# WHAT IS REQUIRED:
Go through the records and show each line where the word "name" occurs.

(Data listing)
◇ ◇ ◇ ◇ ◇ ◇ ◇

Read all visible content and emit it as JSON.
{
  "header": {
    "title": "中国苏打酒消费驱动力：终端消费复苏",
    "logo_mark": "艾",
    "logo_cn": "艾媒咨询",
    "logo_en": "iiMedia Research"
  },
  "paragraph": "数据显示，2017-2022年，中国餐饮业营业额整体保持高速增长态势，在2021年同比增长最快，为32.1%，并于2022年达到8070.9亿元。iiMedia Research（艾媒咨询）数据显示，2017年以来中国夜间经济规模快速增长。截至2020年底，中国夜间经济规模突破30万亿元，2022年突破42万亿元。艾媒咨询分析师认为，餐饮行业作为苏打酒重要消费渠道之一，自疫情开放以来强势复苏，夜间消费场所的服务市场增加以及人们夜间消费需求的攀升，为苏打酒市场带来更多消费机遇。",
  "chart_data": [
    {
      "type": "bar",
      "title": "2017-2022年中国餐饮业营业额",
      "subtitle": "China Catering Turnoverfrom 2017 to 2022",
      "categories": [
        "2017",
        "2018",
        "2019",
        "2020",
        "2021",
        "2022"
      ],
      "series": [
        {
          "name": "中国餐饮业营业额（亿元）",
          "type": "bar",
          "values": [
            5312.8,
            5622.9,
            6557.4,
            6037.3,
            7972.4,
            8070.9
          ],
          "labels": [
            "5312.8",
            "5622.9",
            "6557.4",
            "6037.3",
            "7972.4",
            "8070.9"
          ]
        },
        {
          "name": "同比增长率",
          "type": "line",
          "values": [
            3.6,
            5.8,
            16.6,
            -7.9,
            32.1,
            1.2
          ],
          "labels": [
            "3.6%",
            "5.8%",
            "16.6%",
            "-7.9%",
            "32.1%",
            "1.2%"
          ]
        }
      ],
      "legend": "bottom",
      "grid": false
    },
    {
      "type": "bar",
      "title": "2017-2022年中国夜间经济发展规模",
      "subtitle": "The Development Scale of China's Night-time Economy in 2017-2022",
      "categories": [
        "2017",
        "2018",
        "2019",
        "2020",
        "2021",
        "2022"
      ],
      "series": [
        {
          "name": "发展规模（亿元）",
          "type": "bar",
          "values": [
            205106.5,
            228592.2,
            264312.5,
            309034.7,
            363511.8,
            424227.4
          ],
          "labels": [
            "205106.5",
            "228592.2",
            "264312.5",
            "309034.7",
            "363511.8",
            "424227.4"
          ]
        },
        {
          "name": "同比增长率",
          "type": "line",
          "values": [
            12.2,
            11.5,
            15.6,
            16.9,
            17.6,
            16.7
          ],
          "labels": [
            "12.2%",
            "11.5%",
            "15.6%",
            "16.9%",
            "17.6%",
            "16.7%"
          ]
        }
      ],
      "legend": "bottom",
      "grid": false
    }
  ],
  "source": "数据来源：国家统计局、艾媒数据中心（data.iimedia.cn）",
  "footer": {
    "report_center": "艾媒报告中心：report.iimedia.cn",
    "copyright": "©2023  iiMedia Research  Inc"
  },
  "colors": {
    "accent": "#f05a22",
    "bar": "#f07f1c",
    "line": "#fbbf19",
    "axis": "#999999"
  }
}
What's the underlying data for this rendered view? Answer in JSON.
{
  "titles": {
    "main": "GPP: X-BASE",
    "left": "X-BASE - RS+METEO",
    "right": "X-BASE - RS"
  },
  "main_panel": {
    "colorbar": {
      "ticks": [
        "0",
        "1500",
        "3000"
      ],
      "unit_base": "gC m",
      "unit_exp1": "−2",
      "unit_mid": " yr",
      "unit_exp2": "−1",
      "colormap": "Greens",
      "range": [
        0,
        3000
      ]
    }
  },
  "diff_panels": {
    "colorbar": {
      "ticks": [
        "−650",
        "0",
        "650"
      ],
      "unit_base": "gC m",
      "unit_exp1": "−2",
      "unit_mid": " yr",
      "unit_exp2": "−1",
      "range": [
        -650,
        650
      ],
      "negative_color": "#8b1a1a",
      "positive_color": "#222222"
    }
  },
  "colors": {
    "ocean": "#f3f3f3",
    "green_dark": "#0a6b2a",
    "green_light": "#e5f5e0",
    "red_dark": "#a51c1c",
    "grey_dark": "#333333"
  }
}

◇ ◇ ◇ ◇ ◇ ◇ ◇

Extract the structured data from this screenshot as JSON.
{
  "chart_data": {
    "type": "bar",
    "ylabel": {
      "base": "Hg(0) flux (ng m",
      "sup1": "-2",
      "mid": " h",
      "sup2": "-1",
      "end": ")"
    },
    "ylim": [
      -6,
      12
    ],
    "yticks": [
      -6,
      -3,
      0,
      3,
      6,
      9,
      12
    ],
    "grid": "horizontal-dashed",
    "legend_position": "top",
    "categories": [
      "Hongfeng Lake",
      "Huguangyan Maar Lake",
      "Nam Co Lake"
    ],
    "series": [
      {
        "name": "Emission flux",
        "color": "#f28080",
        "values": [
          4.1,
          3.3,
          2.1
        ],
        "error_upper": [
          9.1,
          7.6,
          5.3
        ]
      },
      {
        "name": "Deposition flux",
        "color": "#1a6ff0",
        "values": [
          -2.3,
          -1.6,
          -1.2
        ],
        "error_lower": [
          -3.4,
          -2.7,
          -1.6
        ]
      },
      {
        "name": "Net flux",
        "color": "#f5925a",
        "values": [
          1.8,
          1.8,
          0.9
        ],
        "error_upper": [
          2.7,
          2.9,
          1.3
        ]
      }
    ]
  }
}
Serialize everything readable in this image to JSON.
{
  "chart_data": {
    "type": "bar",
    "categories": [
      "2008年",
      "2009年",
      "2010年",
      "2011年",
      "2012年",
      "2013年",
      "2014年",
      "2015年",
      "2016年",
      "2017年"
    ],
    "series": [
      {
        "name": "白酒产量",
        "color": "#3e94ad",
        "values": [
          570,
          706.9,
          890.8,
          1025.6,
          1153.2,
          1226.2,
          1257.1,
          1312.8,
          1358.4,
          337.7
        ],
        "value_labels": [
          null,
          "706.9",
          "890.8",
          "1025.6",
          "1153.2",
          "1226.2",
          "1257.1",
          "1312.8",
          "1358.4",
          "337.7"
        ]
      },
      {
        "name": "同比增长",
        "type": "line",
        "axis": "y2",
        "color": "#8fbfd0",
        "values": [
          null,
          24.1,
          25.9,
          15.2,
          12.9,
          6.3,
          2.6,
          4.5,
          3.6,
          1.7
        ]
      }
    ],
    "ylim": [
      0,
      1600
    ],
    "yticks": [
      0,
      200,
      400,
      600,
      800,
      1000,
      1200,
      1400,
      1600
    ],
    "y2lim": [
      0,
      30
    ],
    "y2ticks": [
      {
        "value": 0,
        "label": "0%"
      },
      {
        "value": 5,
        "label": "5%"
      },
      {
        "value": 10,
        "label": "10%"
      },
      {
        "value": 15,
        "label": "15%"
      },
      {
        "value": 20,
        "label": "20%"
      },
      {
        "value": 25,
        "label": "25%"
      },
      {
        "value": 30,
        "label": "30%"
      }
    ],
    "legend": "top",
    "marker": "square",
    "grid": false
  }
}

◇ ◇ ◇ ◇ ◇ ◇ ◇

# THE COMPLETED TASK:
          "name": "中国餐饮业营业额（亿元）",
          "name": "同比增长率",
          "name": "发展规模（亿元）",
          "name": "同比增长率",
        "name": "Emission flux",
        "name": "Deposition flux",
        "name": "Net flux",
        "name": "白酒产量",
        "name": "同比增长",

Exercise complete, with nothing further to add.